What to do. The entire listing is to be repeated verbatim.

Data records.
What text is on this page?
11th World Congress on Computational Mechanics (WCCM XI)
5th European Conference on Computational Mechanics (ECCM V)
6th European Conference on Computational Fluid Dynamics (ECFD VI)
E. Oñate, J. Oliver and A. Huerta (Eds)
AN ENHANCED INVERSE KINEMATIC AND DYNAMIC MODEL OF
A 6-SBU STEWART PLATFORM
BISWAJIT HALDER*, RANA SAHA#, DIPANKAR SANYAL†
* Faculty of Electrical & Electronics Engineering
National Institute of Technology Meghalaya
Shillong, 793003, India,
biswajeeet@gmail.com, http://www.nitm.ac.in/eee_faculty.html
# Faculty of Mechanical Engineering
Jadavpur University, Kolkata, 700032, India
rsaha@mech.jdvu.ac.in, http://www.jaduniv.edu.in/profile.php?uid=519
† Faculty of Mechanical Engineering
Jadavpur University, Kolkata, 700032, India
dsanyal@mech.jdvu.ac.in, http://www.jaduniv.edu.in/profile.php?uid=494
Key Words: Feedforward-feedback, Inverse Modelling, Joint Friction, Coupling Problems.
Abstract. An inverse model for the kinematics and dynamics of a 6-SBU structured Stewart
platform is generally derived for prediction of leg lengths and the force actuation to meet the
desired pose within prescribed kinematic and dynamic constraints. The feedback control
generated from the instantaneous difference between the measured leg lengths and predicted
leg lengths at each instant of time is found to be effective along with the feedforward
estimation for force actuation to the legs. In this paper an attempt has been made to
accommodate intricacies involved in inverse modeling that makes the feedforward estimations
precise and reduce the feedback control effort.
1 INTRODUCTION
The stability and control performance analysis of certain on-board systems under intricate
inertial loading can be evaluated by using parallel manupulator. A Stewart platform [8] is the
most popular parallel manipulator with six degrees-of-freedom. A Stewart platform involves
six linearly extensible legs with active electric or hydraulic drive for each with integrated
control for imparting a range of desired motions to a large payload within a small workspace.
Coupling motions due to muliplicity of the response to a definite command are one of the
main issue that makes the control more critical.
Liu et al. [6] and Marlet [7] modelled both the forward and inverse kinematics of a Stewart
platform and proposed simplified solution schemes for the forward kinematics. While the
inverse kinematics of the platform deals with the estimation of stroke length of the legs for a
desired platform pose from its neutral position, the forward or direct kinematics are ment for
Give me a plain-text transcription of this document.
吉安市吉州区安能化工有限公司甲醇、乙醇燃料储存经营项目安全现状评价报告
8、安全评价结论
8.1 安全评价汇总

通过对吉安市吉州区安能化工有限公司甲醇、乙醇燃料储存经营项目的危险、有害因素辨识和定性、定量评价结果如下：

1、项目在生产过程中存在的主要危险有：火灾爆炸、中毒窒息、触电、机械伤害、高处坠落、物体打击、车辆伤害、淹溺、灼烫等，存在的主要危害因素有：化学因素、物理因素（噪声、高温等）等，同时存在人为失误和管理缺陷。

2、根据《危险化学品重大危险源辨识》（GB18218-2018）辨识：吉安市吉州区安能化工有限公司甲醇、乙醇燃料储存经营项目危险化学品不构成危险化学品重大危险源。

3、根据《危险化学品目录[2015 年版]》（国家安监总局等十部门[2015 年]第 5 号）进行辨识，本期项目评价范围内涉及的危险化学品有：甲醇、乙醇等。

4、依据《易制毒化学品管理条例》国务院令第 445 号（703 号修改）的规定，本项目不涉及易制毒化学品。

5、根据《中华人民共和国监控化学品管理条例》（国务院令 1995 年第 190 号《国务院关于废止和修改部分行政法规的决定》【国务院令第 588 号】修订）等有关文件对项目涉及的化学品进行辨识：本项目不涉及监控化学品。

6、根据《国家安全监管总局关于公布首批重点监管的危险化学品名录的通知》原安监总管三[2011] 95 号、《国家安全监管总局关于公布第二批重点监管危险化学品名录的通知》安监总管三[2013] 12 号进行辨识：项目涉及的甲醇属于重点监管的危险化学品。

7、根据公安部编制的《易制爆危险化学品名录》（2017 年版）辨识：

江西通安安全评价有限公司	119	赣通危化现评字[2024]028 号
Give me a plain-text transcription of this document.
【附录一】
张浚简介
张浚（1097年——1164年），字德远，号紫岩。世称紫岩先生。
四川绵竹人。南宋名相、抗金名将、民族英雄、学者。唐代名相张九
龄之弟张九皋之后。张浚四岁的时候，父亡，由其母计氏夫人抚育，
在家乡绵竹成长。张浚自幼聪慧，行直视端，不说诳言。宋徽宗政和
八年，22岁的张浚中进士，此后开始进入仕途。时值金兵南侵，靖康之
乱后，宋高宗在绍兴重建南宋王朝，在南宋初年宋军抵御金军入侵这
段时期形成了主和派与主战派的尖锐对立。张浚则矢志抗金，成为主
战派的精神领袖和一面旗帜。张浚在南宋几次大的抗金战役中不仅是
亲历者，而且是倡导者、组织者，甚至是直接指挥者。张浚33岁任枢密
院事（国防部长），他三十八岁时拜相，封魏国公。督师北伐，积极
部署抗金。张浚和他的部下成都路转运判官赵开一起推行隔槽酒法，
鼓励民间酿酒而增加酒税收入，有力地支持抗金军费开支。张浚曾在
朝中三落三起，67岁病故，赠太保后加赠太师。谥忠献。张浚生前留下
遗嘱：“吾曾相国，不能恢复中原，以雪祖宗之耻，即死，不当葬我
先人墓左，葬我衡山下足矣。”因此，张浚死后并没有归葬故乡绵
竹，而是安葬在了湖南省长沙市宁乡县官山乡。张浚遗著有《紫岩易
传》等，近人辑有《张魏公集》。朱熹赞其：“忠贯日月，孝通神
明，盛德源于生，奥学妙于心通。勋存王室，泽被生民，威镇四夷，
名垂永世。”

Task answer.
What text is on this page?
11th World Congress on Computational Mechanics (WCCM XI)
5th European Conference on Computational Mechanics (ECCM V)
6th European Conference on Computational Fluid Dynamics (ECFD VI)
E. Oñate, J. Oliver and A. Huerta (Eds)
AN ENHANCED INVERSE KINEMATIC AND DYNAMIC MODEL OF
A 6-SBU STEWART PLATFORM
BISWAJIT HALDER*, RANA SAHA#, DIPANKAR SANYAL†
* Faculty of Electrical & Electronics Engineering
National Institute of Technology Meghalaya
Shillong, 793003, India,
biswajeeet@gmail.com, http://www.nitm.ac.in/eee_faculty.html
# Faculty of Mechanical Engineering
Jadavpur University, Kolkata, 700032, India
rsaha@mech.jdvu.ac.in, http://www.jaduniv.edu.in/profile.php?uid=519
† Faculty of Mechanical Engineering
Jadavpur University, Kolkata, 700032, India
dsanyal@mech.jdvu.ac.in, http://www.jaduniv.edu.in/profile.php?uid=494
Key Words: Feedforward-feedback, Inverse Modelling, Joint Friction, Coupling Problems.
Abstract. An inverse model for the kinematics and dynamics of a 6-SBU structured Stewart
platform is generally derived for prediction of leg lengths and the force actuation to meet the
desired pose within prescribed kinematic and dynamic constraints. The feedback control
generated from the instantaneous difference between the measured leg lengths and predicted
leg lengths at each instant of time is found to be effective along with the feedforward
estimation for force actuation to the legs. In this paper an attempt has been made to
accommodate intricacies involved in inverse modeling that makes the feedforward estimations
precise and reduce the feedback control effort.
1 INTRODUCTION
The stability and control performance analysis of certain on-board systems under intricate
inertial loading can be evaluated by using parallel manupulator. A Stewart platform [8] is the
most popular parallel manipulator with six degrees-of-freedom. A Stewart platform involves
six linearly extensible legs with active electric or hydraulic drive for each with integrated
control for imparting a range of desired motions to a large payload within a small workspace.
Coupling motions due to muliplicity of the response to a definite command are one of the
main issue that makes the control more critical.
Liu et al. [6] and Marlet [7] modelled both the forward and inverse kinematics of a Stewart
platform and proposed simplified solution schemes for the forward kinematics. While the
inverse kinematics of the platform deals with the estimation of stroke length of the legs for a
desired platform pose from its neutral position, the forward or direct kinematics are ment for
Give me a plain-text transcription of this document.
吉安市吉州区安能化工有限公司甲醇、乙醇燃料储存经营项目安全现状评价报告
8、安全评价结论
8.1 安全评价汇总

通过对吉安市吉州区安能化工有限公司甲醇、乙醇燃料储存经营项目的危险、有害因素辨识和定性、定量评价结果如下：

1、项目在生产过程中存在的主要危险有：火灾爆炸、中毒窒息、触电、机械伤害、高处坠落、物体打击、车辆伤害、淹溺、灼烫等，存在的主要危害因素有：化学因素、物理因素（噪声、高温等）等，同时存在人为失误和管理缺陷。

2、根据《危险化学品重大危险源辨识》（GB18218-2018）辨识：吉安市吉州区安能化工有限公司甲醇、乙醇燃料储存经营项目危险化学品不构成危险化学品重大危险源。

3、根据《危险化学品目录[2015 年版]》（国家安监总局等十部门[2015 年]第 5 号）进行辨识，本期项目评价范围内涉及的危险化学品有：甲醇、乙醇等。

4、依据《易制毒化学品管理条例》国务院令第 445 号（703 号修改）的规定，本项目不涉及易制毒化学品。

5、根据《中华人民共和国监控化学品管理条例》（国务院令 1995 年第 190 号《国务院关于废止和修改部分行政法规的决定》【国务院令第 588 号】修订）等有关文件对项目涉及的化学品进行辨识：本项目不涉及监控化学品。

6、根据《国家安全监管总局关于公布首批重点监管的危险化学品名录的通知》原安监总管三[2011] 95 号、《国家安全监管总局关于公布第二批重点监管危险化学品名录的通知》安监总管三[2013] 12 号进行辨识：项目涉及的甲醇属于重点监管的危险化学品。

7、根据公安部编制的《易制爆危险化学品名录》（2017 年版）辨识：

江西通安安全评价有限公司	119	赣通危化现评字[2024]028 号
Give me a plain-text transcription of this document.
【附录一】
张浚简介
张浚（1097年——1164年），字德远，号紫岩。世称紫岩先生。
四川绵竹人。南宋名相、抗金名将、民族英雄、学者。唐代名相张九
龄之弟张九皋之后。张浚四岁的时候，父亡，由其母计氏夫人抚育，
在家乡绵竹成长。张浚自幼聪慧，行直视端，不说诳言。宋徽宗政和
八年，22岁的张浚中进士，此后开始进入仕途。时值金兵南侵，靖康之
乱后，宋高宗在绍兴重建南宋王朝，在南宋初年宋军抵御金军入侵这
段时期形成了主和派与主战派的尖锐对立。张浚则矢志抗金，成为主
战派的精神领袖和一面旗帜。张浚在南宋几次大的抗金战役中不仅是
亲历者，而且是倡导者、组织者，甚至是直接指挥者。张浚33岁任枢密
院事（国防部长），他三十八岁时拜相，封魏国公。督师北伐，积极
部署抗金。张浚和他的部下成都路转运判官赵开一起推行隔槽酒法，
鼓励民间酿酒而增加酒税收入，有力地支持抗金军费开支。张浚曾在
朝中三落三起，67岁病故，赠太保后加赠太师。谥忠献。张浚生前留下
遗嘱：“吾曾相国，不能恢复中原，以雪祖宗之耻，即死，不当葬我
先人墓左，葬我衡山下足矣。”因此，张浚死后并没有归葬故乡绵
竹，而是安葬在了湖南省长沙市宁乡县官山乡。张浚遗著有《紫岩易
传》等，近人辑有《张魏公集》。朱熹赞其：“忠贯日月，孝通神
明，盛德源于生，奥学妙于心通。勋存王室，泽被生民，威镇四夷，
名垂永世。”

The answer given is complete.